**Goal:** Every line of the material is to be repeated exactly as it stands.

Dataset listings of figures
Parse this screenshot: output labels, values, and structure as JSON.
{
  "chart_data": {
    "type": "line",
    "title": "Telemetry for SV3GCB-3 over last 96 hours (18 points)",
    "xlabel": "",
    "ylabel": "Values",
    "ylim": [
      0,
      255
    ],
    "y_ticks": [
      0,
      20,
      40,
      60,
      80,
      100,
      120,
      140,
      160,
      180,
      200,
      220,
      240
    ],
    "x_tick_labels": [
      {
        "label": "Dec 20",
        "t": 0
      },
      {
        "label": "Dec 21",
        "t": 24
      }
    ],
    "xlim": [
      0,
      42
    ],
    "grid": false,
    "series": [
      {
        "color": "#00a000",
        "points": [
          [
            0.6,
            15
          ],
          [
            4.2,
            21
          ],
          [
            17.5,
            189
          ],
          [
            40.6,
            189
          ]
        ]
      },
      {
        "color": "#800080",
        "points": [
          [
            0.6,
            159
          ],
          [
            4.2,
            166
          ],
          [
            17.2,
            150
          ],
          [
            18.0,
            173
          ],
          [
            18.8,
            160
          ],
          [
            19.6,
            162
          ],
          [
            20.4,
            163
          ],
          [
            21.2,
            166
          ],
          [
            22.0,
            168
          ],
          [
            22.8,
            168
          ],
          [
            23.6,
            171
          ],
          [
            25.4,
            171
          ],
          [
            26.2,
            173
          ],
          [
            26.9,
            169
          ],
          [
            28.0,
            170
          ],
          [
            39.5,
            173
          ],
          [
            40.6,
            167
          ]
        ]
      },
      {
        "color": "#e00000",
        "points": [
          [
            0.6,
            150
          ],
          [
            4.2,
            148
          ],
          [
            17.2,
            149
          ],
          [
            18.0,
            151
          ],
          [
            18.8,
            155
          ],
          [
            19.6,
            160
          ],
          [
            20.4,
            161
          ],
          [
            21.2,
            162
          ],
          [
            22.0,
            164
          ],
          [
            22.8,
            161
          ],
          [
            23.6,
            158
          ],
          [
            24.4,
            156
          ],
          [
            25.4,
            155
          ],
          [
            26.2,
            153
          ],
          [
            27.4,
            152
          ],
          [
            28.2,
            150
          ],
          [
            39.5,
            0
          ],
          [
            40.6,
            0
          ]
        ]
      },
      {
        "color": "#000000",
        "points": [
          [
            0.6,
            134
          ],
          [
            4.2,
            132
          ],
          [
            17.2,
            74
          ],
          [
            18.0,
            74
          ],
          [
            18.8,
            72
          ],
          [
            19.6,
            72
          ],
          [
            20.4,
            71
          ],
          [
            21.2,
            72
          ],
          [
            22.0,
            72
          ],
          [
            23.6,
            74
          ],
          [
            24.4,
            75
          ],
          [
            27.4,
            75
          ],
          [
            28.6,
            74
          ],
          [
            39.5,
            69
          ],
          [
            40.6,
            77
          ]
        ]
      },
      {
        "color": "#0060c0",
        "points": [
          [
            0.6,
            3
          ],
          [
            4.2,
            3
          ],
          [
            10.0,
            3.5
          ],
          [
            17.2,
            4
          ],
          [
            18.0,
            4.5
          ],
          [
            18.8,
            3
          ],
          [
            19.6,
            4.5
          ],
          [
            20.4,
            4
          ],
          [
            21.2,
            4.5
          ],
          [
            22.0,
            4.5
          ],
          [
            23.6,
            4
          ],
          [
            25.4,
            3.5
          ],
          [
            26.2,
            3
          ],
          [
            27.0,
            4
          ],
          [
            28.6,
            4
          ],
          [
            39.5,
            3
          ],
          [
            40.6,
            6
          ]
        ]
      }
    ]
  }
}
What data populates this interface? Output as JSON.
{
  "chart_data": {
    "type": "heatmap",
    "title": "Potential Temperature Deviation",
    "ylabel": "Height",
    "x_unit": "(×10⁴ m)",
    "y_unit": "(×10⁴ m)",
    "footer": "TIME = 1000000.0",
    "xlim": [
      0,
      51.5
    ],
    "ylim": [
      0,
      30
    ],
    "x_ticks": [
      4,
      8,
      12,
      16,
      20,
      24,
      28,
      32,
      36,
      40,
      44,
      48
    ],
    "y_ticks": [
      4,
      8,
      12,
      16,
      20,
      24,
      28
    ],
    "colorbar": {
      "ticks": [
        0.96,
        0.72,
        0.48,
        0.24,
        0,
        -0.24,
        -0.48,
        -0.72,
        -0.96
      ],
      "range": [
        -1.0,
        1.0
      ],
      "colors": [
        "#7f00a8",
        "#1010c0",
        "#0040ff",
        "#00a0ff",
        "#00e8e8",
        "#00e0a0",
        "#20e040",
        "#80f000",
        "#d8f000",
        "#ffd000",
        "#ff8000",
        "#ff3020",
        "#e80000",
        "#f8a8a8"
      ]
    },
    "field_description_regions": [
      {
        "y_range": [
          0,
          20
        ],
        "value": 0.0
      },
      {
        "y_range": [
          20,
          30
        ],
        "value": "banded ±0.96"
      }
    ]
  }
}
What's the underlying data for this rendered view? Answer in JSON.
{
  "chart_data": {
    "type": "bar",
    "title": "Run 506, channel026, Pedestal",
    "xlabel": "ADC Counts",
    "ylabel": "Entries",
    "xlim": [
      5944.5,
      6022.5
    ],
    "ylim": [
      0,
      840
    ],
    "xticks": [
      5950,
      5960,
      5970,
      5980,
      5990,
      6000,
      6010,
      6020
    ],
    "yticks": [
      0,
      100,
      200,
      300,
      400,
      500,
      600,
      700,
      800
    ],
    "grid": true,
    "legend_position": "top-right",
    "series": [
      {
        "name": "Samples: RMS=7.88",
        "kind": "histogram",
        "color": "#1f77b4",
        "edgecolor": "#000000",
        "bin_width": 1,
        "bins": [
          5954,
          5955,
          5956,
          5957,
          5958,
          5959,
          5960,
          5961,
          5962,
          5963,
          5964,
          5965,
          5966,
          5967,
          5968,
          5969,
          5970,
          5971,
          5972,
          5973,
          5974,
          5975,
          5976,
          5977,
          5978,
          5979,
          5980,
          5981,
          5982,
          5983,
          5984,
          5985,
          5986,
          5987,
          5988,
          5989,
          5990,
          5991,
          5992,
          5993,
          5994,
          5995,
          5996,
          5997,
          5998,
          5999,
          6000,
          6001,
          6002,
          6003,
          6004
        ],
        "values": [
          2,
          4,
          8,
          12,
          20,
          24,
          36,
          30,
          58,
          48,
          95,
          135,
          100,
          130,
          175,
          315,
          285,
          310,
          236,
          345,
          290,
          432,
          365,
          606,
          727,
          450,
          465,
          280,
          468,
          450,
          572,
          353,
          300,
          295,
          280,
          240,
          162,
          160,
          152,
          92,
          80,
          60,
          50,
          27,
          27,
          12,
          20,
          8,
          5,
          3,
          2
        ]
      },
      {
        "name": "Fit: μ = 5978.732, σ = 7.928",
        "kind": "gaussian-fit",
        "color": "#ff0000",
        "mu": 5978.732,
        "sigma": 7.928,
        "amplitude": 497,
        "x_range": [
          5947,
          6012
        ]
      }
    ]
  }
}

**Complete response:**
Parse this screenshot: output labels, values, and structure as JSON.
{
  "chart_data": {
    "type": "line",
    "title": "Telemetry for SV3GCB-3 over last 96 hours (18 points)",
    "xlabel": "",
    "ylabel": "Values",
    "ylim": [
      0,
      255
    ],
    "y_ticks": [
      0,
      20,
      40,
      60,
      80,
      100,
      120,
      140,
      160,
      180,
      200,
      220,
      240
    ],
    "x_tick_labels": [
      {
        "label": "Dec 20",
        "t": 0
      },
      {
        "label": "Dec 21",
        "t": 24
      }
    ],
    "xlim": [
      0,
      42
    ],
    "grid": false,
    "series": [
      {
        "color": "#00a000",
        "points": [
          [
            0.6,
            15
          ],
          [
            4.2,
            21
          ],
          [
            17.5,
            189
          ],
          [
            40.6,
            189
          ]
        ]
      },
      {
        "color": "#800080",
        "points": [
          [
            0.6,
            159
          ],
          [
            4.2,
            166
          ],
          [
            17.2,
            150
          ],
          [
            18.0,
            173
          ],
          [
            18.8,
            160
          ],
          [
            19.6,
            162
          ],
          [
            20.4,
            163
          ],
          [
            21.2,
            166
          ],
          [
            22.0,
            168
          ],
          [
            22.8,
            168
          ],
          [
            23.6,
            171
          ],
          [
            25.4,
            171
          ],
          [
            26.2,
            173
          ],
          [
            26.9,
            169
          ],
          [
            28.0,
            170
          ],
          [
            39.5,
            173
          ],
          [
            40.6,
            167
          ]
        ]
      },
      {
        "color": "#e00000",
        "points": [
          [
            0.6,
            150
          ],
          [
            4.2,
            148
          ],
          [
            17.2,
            149
          ],
          [
            18.0,
            151
          ],
          [
            18.8,
            155
          ],
          [
            19.6,
            160
          ],
          [
            20.4,
            161
          ],
          [
            21.2,
            162
          ],
          [
            22.0,
            164
          ],
          [
            22.8,
            161
          ],
          [
            23.6,
            158
          ],
          [
            24.4,
            156
          ],
          [
            25.4,
            155
          ],
          [
            26.2,
            153
          ],
          [
            27.4,
            152
          ],
          [
            28.2,
            150
          ],
          [
            39.5,
            0
          ],
          [
            40.6,
            0
          ]
        ]
      },
      {
        "color": "#000000",
        "points": [
          [
            0.6,
            134
          ],
          [
            4.2,
            132
          ],
          [
            17.2,
            74
          ],
          [
            18.0,
            74
          ],
          [
            18.8,
            72
          ],
          [
            19.6,
            72
          ],
          [
            20.4,
            71
          ],
          [
            21.2,
            72
          ],
          [
            22.0,
            72
          ],
          [
            23.6,
            74
          ],
          [
            24.4,
            75
          ],
          [
            27.4,
            75
          ],
          [
            28.6,
            74
          ],
          [
            39.5,
            69
          ],
          [
            40.6,
            77
          ]
        ]
      },
      {
        "color": "#0060c0",
        "points": [
          [
            0.6,
            3
          ],
          [
            4.2,
            3
          ],
          [
            10.0,
            3.5
          ],
          [
            17.2,
            4
          ],
          [
            18.0,
            4.5
          ],
          [
            18.8,
            3
          ],
          [
            19.6,
            4.5
          ],
          [
            20.4,
            4
          ],
          [
            21.2,
            4.5
          ],
          [
            22.0,
            4.5
          ],
          [
            23.6,
            4
          ],
          [
            25.4,
            3.5
          ],
          [
            26.2,
            3
          ],
          [
            27.0,
            4
          ],
          [
            28.6,
            4
          ],
          [
            39.5,
            3
          ],
          [
            40.6,
            6
          ]
        ]
      }
    ]
  }
}
What data populates this interface? Output as JSON.
{
  "chart_data": {
    "type": "heatmap",
    "title": "Potential Temperature Deviation",
    "ylabel": "Height",
    "x_unit": "(×10⁴ m)",
    "y_unit": "(×10⁴ m)",
    "footer": "TIME = 1000000.0",
    "xlim": [
      0,
      51.5
    ],
    "ylim": [
      0,
      30
    ],
    "x_ticks": [
      4,
      8,
      12,
      16,
      20,
      24,
      28,
      32,
      36,
      40,
      44,
      48
    ],
    "y_ticks": [
      4,
      8,
      12,
      16,
      20,
      24,
      28
    ],
    "colorbar": {
      "ticks": [
        0.96,
        0.72,
        0.48,
        0.24,
        0,
        -0.24,
        -0.48,
        -0.72,
        -0.96
      ],
      "range": [
        -1.0,
        1.0
      ],
      "colors": [
        "#7f00a8",
        "#1010c0",
        "#0040ff",
        "#00a0ff",
        "#00e8e8",
        "#00e0a0",
        "#20e040",
        "#80f000",
        "#d8f000",
        "#ffd000",
        "#ff8000",
        "#ff3020",
        "#e80000",
        "#f8a8a8"
      ]
    },
    "field_description_regions": [
      {
        "y_range": [
          0,
          20
        ],
        "value": 0.0
      },
      {
        "y_range": [
          20,
          30
        ],
        "value": "banded ±0.96"
      }
    ]
  }
}
What's the underlying data for this rendered view? Answer in JSON.
{
  "chart_data": {
    "type": "bar",
    "title": "Run 506, channel026, Pedestal",
    "xlabel": "ADC Counts",
    "ylabel": "Entries",
    "xlim": [
      5944.5,
      6022.5
    ],
    "ylim": [
      0,
      840
    ],
    "xticks": [
      5950,
      5960,
      5970,
      5980,
      5990,
      6000,
      6010,
      6020
    ],
    "yticks": [
      0,
      100,
      200,
      300,
      400,
      500,
      600,
      700,
      800
    ],
    "grid": true,
    "legend_position": "top-right",
    "series": [
      {
        "name": "Samples: RMS=7.88",
        "kind": "histogram",
        "color": "#1f77b4",
        "edgecolor": "#000000",
        "bin_width": 1,
        "bins": [
          5954,
          5955,
          5956,
          5957,
          5958,
          5959,
          5960,
          5961,
          5962,
          5963,
          5964,
          5965,
          5966,
          5967,
          5968,
          5969,
          5970,
          5971,
          5972,
          5973,
          5974,
          5975,
          5976,
          5977,
          5978,
          5979,
          5980,
          5981,
          5982,
          5983,
          5984,
          5985,
          5986,
          5987,
          5988,
          5989,
          5990,
          5991,
          5992,
          5993,
          5994,
          5995,
          5996,
          5997,
          5998,
          5999,
          6000,
          6001,
          6002,
          6003,
          6004
        ],
        "values": [
          2,
          4,
          8,
          12,
          20,
          24,
          36,
          30,
          58,
          48,
          95,
          135,
          100,
          130,
          175,
          315,
          285,
          310,
          236,
          345,
          290,
          432,
          365,
          606,
          727,
          450,
          465,
          280,
          468,
          450,
          572,
          353,
          300,
          295,
          280,
          240,
          162,
          160,
          152,
          92,
          80,
          60,
          50,
          27,
          27,
          12,
          20,
          8,
          5,
          3,
          2
        ]
      },
      {
        "name": "Fit: μ = 5978.732, σ = 7.928",
        "kind": "gaussian-fit",
        "color": "#ff0000",
        "mu": 5978.732,
        "sigma": 7.928,
        "amplitude": 497,
        "x_range": [
          5947,
          6012
        ]
      }
    ]
  }
}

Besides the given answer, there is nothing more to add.